▶ [GIVEN INSTRUCTION] In the records below, find each line containing the word "Nadel" and copy it.

▶ [PROVIDED INFORMATION]
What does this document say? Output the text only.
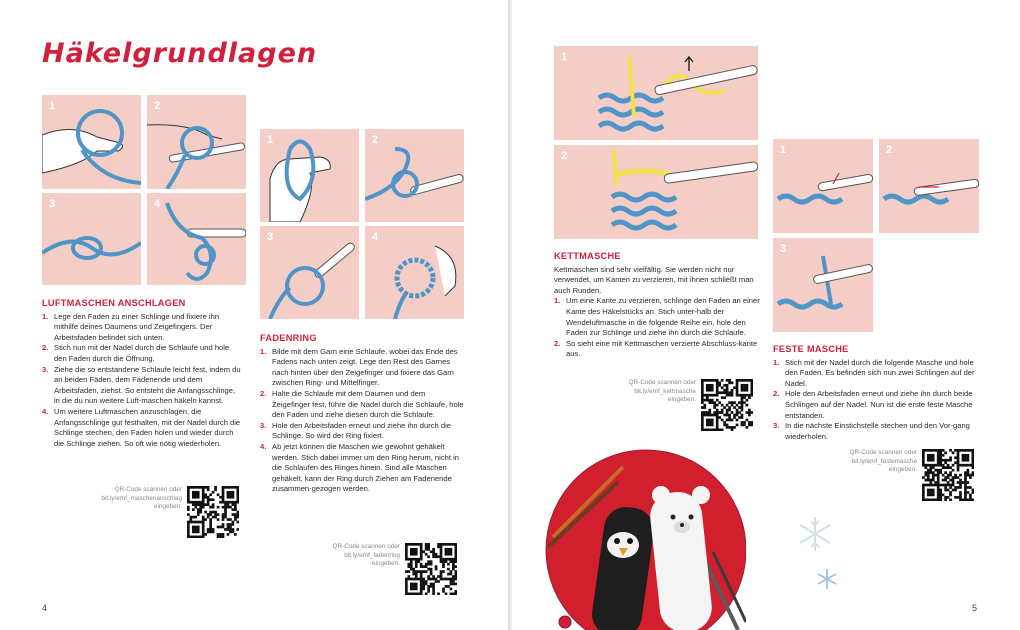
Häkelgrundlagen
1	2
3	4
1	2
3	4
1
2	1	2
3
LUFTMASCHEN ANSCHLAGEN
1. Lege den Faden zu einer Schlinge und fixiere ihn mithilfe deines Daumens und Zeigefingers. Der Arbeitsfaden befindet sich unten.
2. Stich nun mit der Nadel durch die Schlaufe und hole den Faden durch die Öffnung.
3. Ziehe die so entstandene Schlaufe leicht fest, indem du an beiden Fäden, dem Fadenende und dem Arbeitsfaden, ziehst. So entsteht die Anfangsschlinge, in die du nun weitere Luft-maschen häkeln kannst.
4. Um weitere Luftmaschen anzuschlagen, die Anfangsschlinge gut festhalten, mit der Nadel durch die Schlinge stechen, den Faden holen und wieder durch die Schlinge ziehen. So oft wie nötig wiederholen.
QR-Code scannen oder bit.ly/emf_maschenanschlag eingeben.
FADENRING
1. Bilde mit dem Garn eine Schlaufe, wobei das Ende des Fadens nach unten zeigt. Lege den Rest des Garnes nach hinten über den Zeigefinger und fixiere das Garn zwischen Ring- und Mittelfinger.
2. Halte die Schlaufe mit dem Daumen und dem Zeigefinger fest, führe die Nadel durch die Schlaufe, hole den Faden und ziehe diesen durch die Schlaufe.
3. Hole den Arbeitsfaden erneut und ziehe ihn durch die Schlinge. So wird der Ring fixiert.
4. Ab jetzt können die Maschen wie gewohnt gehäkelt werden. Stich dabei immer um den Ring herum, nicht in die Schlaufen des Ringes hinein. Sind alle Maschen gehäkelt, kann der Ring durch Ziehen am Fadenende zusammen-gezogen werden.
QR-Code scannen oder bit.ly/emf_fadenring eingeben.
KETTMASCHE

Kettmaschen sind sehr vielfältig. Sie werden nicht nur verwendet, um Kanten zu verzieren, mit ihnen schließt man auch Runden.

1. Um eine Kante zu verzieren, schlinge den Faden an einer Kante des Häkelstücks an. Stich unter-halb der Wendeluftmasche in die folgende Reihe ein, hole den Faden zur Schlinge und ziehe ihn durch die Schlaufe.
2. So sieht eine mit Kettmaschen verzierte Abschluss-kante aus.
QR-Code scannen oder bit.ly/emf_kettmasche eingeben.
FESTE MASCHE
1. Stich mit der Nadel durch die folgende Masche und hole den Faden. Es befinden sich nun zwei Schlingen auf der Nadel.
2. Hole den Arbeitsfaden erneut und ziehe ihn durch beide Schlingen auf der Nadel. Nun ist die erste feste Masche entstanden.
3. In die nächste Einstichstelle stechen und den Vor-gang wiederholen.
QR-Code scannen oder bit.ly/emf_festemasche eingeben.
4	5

---

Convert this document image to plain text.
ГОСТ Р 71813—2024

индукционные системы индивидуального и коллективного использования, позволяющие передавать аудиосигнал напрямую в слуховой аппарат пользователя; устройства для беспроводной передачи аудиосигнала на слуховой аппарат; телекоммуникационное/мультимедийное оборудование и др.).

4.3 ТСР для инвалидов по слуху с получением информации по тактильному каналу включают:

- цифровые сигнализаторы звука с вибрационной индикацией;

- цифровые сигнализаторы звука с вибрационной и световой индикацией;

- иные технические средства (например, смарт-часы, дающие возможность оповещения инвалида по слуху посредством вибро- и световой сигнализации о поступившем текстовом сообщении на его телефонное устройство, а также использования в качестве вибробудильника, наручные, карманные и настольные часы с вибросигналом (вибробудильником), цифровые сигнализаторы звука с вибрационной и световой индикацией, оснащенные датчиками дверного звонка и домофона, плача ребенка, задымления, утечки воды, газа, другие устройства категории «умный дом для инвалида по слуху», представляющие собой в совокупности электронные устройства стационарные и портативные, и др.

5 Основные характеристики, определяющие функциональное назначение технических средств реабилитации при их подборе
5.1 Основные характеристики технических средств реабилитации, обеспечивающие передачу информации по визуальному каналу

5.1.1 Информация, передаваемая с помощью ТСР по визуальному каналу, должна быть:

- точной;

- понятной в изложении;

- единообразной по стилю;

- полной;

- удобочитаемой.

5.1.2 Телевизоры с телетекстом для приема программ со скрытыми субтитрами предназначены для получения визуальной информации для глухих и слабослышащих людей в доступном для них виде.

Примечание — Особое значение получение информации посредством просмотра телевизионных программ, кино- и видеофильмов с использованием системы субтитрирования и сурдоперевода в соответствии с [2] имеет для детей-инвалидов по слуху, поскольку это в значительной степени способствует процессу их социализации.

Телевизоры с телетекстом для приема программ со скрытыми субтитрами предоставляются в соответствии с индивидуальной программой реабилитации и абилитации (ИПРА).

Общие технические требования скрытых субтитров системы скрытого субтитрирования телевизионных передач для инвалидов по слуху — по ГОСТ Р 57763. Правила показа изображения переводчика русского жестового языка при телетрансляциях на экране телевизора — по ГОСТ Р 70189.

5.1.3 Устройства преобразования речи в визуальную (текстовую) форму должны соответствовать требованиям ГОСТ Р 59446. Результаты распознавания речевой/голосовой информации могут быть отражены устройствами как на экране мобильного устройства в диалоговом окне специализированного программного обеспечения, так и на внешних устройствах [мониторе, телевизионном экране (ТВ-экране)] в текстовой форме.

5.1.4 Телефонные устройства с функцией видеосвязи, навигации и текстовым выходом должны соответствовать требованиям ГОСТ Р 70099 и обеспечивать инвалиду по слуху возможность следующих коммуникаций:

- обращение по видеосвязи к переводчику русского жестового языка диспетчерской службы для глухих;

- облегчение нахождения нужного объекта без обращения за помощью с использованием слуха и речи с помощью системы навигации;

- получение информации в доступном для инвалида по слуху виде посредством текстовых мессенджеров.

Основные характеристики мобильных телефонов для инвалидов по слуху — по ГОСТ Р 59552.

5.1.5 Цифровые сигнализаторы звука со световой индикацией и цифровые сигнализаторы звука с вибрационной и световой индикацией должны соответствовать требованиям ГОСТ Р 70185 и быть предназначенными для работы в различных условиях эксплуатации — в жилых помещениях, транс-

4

...

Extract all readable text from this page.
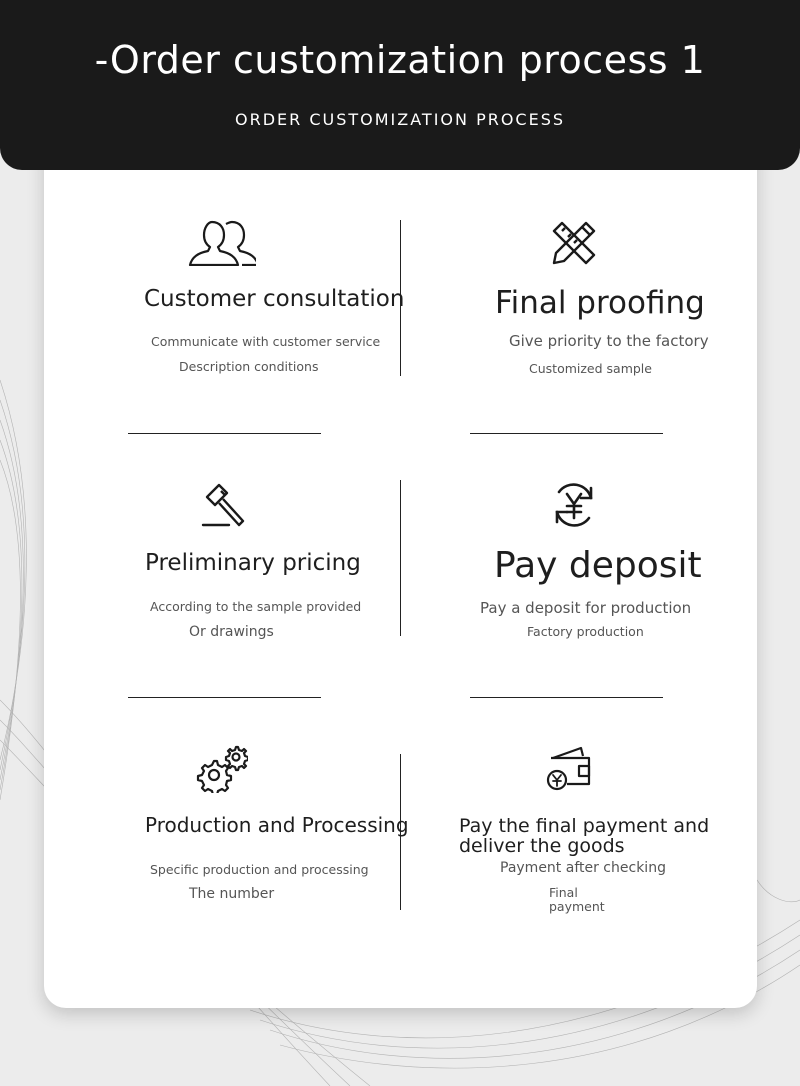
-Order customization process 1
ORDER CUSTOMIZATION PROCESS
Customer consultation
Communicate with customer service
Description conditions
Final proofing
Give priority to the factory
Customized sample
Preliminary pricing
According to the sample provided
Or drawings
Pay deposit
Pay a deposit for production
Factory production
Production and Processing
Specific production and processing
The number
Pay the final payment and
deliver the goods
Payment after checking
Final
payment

▶ [TASK SOLUTION]
2. Stich nun mit der Nadel durch die Schlaufe und hole den Faden durch die Öffnung.
4. Um weitere Luftmaschen anzuschlagen, die Anfangsschlinge gut festhalten, mit der Nadel durch die Schlinge stechen, den Faden holen und wieder durch die Schlinge ziehen. So oft wie nötig wiederholen.
2. Halte die Schlaufe mit dem Daumen und dem Zeigefinger fest, führe die Nadel durch die Schlaufe, hole den Faden und ziehe diesen durch die Schlaufe.
1. Stich mit der Nadel durch die folgende Masche und hole den Faden. Es befinden sich nun zwei Schlingen auf der Nadel.
2. Hole den Arbeitsfaden erneut und ziehe ihn durch beide Schlingen auf der Nadel. Nun ist die erste feste Masche entstanden.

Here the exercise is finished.